→ **Excerpted passage**

Hi everyone,

I have a huge dataframe with 1 billion rows and each row is a nested list.
That being said, I want to train some ML models on this df but due to the
huge size, I get out memory error on one of my nodes when I run fit
function.

currently, my configuration is:
144 cores, 16 cores for each of the 8 nodes.
100gb of ram for each slave and 100gb of ram for the driver. I set the
maxResultSize to be 20gb.

Do you have any suggestion so far?

I can think of splitting the data to multiple dataframes and then training
the model on each individually but besides the longer runtime, I learned
that fit function overwrites the previous model each time I call it. Isn't
there a way to get the fit function to train the new model with regard to
the previously trained model?

Thanks





On Sun, Aug 6, 2017 at 11:04 PM, Gourav Sengupta <gourav.sengu...@gmail.com>
wrote:

> Hi Marco,
>
> thanks a ton, I will surely use those alternatives.
>
>
> Regards,
> Gourav Sengupta
>
> On Sun, Aug 6, 2017 at 3:45 PM, Marco Mistroni <mmistr...@gmail.com>
> wrote:
>
>> Sengupta
>>  further to this, if you try the following notebook in databricks cloud,
>> it will read a .csv file , write to a parquet file and read it again (just
>> to count the number of rows stored)
>> Please note that the path to the csv file might differ for you.....

→ **Data provided**

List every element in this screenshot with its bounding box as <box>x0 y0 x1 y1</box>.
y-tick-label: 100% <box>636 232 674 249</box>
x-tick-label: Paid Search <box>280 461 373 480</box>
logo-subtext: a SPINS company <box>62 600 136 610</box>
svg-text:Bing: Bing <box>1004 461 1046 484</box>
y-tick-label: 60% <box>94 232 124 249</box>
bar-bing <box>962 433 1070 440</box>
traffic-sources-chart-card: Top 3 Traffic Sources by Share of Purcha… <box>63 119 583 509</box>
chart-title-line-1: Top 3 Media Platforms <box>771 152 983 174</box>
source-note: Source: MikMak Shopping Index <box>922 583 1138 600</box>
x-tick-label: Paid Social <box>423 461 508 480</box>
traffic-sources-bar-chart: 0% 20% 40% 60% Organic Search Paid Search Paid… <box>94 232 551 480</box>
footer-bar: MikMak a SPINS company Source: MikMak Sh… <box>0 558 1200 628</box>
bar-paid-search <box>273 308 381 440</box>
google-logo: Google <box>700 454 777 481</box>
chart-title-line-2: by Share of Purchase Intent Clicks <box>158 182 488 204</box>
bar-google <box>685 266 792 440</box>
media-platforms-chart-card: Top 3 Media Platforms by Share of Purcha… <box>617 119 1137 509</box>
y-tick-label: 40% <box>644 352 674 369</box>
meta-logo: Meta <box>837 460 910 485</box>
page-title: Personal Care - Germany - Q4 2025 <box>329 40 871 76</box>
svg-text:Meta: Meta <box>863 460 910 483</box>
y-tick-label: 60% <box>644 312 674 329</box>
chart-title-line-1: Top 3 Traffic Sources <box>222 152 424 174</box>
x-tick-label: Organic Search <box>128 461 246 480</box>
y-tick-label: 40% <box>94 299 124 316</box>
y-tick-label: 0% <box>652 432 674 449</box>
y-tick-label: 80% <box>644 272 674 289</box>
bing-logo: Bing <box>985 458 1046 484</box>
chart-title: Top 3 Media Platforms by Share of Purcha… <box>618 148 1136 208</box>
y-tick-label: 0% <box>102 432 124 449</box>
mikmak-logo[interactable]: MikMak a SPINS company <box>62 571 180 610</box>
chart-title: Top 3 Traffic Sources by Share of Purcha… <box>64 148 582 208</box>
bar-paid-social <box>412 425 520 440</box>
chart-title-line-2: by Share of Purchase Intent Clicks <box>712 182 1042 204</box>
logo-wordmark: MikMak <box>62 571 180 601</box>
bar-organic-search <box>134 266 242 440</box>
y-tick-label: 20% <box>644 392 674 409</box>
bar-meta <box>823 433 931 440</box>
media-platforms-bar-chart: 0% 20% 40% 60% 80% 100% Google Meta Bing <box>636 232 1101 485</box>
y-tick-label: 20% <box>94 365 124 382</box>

→ **Instructions to follow**
From the thread about out-of-memory errors while fitting models on a billion-row dataframe, copy word for word the part that begins with "currently, my configuration" and ends with "suggestion so far?".

→ **Completed task**
currently, my configuration is:
144 cores, 16 cores for each of the 8 nodes.
100gb of ram for each slave and 100gb of ram for the driver. I set the
maxResultSize to be 20gb.

Do you have any suggestion so far?